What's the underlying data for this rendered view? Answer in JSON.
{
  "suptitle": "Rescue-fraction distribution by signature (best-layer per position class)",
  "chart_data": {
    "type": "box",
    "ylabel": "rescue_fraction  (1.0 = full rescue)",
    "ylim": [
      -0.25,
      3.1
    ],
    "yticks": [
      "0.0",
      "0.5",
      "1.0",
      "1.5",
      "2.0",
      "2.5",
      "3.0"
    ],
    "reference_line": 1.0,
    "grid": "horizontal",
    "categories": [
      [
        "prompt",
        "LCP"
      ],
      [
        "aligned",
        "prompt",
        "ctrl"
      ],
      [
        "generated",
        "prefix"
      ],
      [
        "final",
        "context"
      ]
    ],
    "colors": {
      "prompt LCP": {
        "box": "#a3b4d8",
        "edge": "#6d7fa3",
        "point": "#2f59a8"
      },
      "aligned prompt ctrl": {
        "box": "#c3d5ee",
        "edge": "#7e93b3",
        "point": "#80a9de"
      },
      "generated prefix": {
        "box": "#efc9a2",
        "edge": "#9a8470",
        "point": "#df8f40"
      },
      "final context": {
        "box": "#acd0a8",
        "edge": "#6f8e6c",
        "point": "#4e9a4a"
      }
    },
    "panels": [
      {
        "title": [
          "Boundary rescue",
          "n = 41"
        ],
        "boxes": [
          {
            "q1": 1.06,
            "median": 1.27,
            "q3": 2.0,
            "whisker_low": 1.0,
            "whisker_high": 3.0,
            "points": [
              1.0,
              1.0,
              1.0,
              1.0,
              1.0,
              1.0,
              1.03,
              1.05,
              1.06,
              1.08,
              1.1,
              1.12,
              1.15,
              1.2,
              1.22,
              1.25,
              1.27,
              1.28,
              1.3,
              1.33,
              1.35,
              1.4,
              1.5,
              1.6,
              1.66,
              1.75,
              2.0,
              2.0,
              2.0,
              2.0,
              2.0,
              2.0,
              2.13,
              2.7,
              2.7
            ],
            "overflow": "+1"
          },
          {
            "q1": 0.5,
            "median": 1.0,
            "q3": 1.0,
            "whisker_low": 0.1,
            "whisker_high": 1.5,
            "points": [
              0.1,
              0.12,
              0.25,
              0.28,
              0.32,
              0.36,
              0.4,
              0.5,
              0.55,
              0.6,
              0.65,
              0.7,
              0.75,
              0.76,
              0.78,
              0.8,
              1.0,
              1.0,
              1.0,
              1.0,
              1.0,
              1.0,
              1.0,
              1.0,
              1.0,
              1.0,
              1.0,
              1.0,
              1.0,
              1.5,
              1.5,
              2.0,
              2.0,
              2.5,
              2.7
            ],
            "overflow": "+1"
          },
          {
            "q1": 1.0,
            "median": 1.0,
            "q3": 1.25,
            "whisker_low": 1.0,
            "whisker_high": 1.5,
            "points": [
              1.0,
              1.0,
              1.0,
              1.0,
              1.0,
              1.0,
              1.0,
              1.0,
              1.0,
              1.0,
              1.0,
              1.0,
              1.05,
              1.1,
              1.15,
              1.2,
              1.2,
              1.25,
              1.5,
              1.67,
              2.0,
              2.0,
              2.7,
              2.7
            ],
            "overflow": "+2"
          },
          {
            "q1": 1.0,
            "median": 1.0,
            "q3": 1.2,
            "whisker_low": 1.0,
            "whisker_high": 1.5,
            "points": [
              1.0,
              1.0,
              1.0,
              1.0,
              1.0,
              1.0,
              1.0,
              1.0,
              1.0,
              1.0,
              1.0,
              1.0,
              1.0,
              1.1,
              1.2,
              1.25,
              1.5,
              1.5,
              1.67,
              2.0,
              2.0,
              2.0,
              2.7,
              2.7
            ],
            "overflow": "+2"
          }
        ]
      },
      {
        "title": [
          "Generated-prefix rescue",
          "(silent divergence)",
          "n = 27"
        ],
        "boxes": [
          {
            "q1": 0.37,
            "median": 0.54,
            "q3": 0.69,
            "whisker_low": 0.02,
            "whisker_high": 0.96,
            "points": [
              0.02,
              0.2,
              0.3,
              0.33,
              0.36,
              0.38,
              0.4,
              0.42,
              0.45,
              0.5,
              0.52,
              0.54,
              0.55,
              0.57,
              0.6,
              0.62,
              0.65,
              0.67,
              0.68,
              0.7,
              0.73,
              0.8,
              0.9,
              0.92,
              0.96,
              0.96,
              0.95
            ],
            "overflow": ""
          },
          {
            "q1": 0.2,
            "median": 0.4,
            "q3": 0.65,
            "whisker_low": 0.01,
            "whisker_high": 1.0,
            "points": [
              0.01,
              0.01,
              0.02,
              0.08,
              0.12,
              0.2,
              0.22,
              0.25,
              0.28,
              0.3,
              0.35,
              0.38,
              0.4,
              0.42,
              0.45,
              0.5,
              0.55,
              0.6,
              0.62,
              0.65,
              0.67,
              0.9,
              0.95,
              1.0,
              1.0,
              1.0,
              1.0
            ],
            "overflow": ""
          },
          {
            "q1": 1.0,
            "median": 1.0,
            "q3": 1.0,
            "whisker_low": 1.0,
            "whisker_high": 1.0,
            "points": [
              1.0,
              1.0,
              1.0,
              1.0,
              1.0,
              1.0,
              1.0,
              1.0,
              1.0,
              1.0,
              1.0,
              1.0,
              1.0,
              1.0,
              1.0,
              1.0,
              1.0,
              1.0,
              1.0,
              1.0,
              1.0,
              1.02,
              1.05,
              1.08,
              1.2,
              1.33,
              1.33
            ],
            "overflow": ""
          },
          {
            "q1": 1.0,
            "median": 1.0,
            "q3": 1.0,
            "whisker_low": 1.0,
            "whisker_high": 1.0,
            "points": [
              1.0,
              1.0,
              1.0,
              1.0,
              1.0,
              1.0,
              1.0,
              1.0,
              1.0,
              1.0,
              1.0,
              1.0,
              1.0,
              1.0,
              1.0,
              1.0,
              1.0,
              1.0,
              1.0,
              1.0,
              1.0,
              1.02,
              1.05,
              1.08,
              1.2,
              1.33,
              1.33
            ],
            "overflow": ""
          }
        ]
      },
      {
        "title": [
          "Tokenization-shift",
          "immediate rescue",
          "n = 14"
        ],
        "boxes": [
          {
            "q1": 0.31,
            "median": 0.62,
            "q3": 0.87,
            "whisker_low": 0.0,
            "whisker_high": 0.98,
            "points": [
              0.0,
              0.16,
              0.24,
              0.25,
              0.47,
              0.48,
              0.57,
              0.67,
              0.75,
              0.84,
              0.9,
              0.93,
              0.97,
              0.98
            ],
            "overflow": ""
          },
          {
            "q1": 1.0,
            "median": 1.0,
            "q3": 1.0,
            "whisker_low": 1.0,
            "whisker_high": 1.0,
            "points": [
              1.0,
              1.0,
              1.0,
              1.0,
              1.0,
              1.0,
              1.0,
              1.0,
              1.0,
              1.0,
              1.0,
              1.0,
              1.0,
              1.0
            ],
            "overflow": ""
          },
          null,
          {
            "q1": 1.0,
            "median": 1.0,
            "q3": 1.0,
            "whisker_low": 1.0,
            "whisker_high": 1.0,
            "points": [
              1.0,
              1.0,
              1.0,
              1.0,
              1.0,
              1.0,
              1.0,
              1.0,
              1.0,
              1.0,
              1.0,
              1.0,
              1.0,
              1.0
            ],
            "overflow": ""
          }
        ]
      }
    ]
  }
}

Do this =>
Print every line of the records exactly. Omit nothing.

Answer in full =>
What's the underlying data for this rendered view? Answer in JSON.
{
  "suptitle": "Rescue-fraction distribution by signature (best-layer per position class)",
  "chart_data": {
    "type": "box",
    "ylabel": "rescue_fraction  (1.0 = full rescue)",
    "ylim": [
      -0.25,
      3.1
    ],
    "yticks": [
      "0.0",
      "0.5",
      "1.0",
      "1.5",
      "2.0",
      "2.5",
      "3.0"
    ],
    "reference_line": 1.0,
    "grid": "horizontal",
    "categories": [
      [
        "prompt",
        "LCP"
      ],
      [
        "aligned",
        "prompt",
        "ctrl"
      ],
      [
        "generated",
        "prefix"
      ],
      [
        "final",
        "context"
      ]
    ],
    "colors": {
      "prompt LCP": {
        "box": "#a3b4d8",
        "edge": "#6d7fa3",
        "point": "#2f59a8"
      },
      "aligned prompt ctrl": {
        "box": "#c3d5ee",
        "edge": "#7e93b3",
        "point": "#80a9de"
      },
      "generated prefix": {
        "box": "#efc9a2",
        "edge": "#9a8470",
        "point": "#df8f40"
      },
      "final context": {
        "box": "#acd0a8",
        "edge": "#6f8e6c",
        "point": "#4e9a4a"
      }
    },
    "panels": [
      {
        "title": [
          "Boundary rescue",
          "n = 41"
        ],
        "boxes": [
          {
            "q1": 1.06,
            "median": 1.27,
            "q3": 2.0,
            "whisker_low": 1.0,
            "whisker_high": 3.0,
            "points": [
              1.0,
              1.0,
              1.0,
              1.0,
              1.0,
              1.0,
              1.03,
              1.05,
              1.06,
              1.08,
              1.1,
              1.12,
              1.15,
              1.2,
              1.22,
              1.25,
              1.27,
              1.28,
              1.3,
              1.33,
              1.35,
              1.4,
              1.5,
              1.6,
              1.66,
              1.75,
              2.0,
              2.0,
              2.0,
              2.0,
              2.0,
              2.0,
              2.13,
              2.7,
              2.7
            ],
            "overflow": "+1"
          },
          {
            "q1": 0.5,
            "median": 1.0,
            "q3": 1.0,
            "whisker_low": 0.1,
            "whisker_high": 1.5,
            "points": [
              0.1,
              0.12,
              0.25,
              0.28,
              0.32,
              0.36,
              0.4,
              0.5,
              0.55,
              0.6,
              0.65,
              0.7,
              0.75,
              0.76,
              0.78,
              0.8,
              1.0,
              1.0,
              1.0,
              1.0,
              1.0,
              1.0,
              1.0,
              1.0,
              1.0,
              1.0,
              1.0,
              1.0,
              1.0,
              1.5,
              1.5,
              2.0,
              2.0,
              2.5,
              2.7
            ],
            "overflow": "+1"
          },
          {
            "q1": 1.0,
            "median": 1.0,
            "q3": 1.25,
            "whisker_low": 1.0,
            "whisker_high": 1.5,
            "points": [
              1.0,
              1.0,
              1.0,
              1.0,
              1.0,
              1.0,
              1.0,
              1.0,
              1.0,
              1.0,
              1.0,
              1.0,
              1.05,
              1.1,
              1.15,
              1.2,
              1.2,
              1.25,
              1.5,
              1.67,
              2.0,
              2.0,
              2.7,
              2.7
            ],
            "overflow": "+2"
          },
          {
            "q1": 1.0,
            "median": 1.0,
            "q3": 1.2,
            "whisker_low": 1.0,
            "whisker_high": 1.5,
            "points": [
              1.0,
              1.0,
              1.0,
              1.0,
              1.0,
              1.0,
              1.0,
              1.0,
              1.0,
              1.0,
              1.0,
              1.0,
              1.0,
              1.1,
              1.2,
              1.25,
              1.5,
              1.5,
              1.67,
              2.0,
              2.0,
              2.0,
              2.7,
              2.7
            ],
            "overflow": "+2"
          }
        ]
      },
      {
        "title": [
          "Generated-prefix rescue",
          "(silent divergence)",
          "n = 27"
        ],
        "boxes": [
          {
            "q1": 0.37,
            "median": 0.54,
            "q3": 0.69,
            "whisker_low": 0.02,
            "whisker_high": 0.96,
            "points": [
              0.02,
              0.2,
              0.3,
              0.33,
              0.36,
              0.38,
              0.4,
              0.42,
              0.45,
              0.5,
              0.52,
              0.54,
              0.55,
              0.57,
              0.6,
              0.62,
              0.65,
              0.67,
              0.68,
              0.7,
              0.73,
              0.8,
              0.9,
              0.92,
              0.96,
              0.96,
              0.95
            ],
            "overflow": ""
          },
          {
            "q1": 0.2,
            "median": 0.4,
            "q3": 0.65,
            "whisker_low": 0.01,
            "whisker_high": 1.0,
            "points": [
              0.01,
              0.01,
              0.02,
              0.08,
              0.12,
              0.2,
              0.22,
              0.25,
              0.28,
              0.3,
              0.35,
              0.38,
              0.4,
              0.42,
              0.45,
              0.5,
              0.55,
              0.6,
              0.62,
              0.65,
              0.67,
              0.9,
              0.95,
              1.0,
              1.0,
              1.0,
              1.0
            ],
            "overflow": ""
          },
          {
            "q1": 1.0,
            "median": 1.0,
            "q3": 1.0,
            "whisker_low": 1.0,
            "whisker_high": 1.0,
            "points": [
              1.0,
              1.0,
              1.0,
              1.0,
              1.0,
              1.0,
              1.0,
              1.0,
              1.0,
              1.0,
              1.0,
              1.0,
              1.0,
              1.0,
              1.0,
              1.0,
              1.0,
              1.0,
              1.0,
              1.0,
              1.0,
              1.02,
              1.05,
              1.08,
              1.2,
              1.33,
              1.33
            ],
            "overflow": ""
          },
          {
            "q1": 1.0,
            "median": 1.0,
            "q3": 1.0,
            "whisker_low": 1.0,
            "whisker_high": 1.0,
            "points": [
              1.0,
              1.0,
              1.0,
              1.0,
              1.0,
              1.0,
              1.0,
              1.0,
              1.0,
              1.0,
              1.0,
              1.0,
              1.0,
              1.0,
              1.0,
              1.0,
              1.0,
              1.0,
              1.0,
              1.0,
              1.0,
              1.02,
              1.05,
              1.08,
              1.2,
              1.33,
              1.33
            ],
            "overflow": ""
          }
        ]
      },
      {
        "title": [
          "Tokenization-shift",
          "immediate rescue",
          "n = 14"
        ],
        "boxes": [
          {
            "q1": 0.31,
            "median": 0.62,
            "q3": 0.87,
            "whisker_low": 0.0,
            "whisker_high": 0.98,
            "points": [
              0.0,
              0.16,
              0.24,
              0.25,
              0.47,
              0.48,
              0.57,
              0.67,
              0.75,
              0.84,
              0.9,
              0.93,
              0.97,
              0.98
            ],
            "overflow": ""
          },
          {
            "q1": 1.0,
            "median": 1.0,
            "q3": 1.0,
            "whisker_low": 1.0,
            "whisker_high": 1.0,
            "points": [
              1.0,
              1.0,
              1.0,
              1.0,
              1.0,
              1.0,
              1.0,
              1.0,
              1.0,
              1.0,
              1.0,
              1.0,
              1.0,
              1.0
            ],
            "overflow": ""
          },
          null,
          {
            "q1": 1.0,
            "median": 1.0,
            "q3": 1.0,
            "whisker_low": 1.0,
            "whisker_high": 1.0,
            "points": [
              1.0,
              1.0,
              1.0,
              1.0,
              1.0,
              1.0,
              1.0,
              1.0,
              1.0,
              1.0,
              1.0,
              1.0,
              1.0,
              1.0
            ],
            "overflow": ""
          }
        ]
      }
    ]
  }
}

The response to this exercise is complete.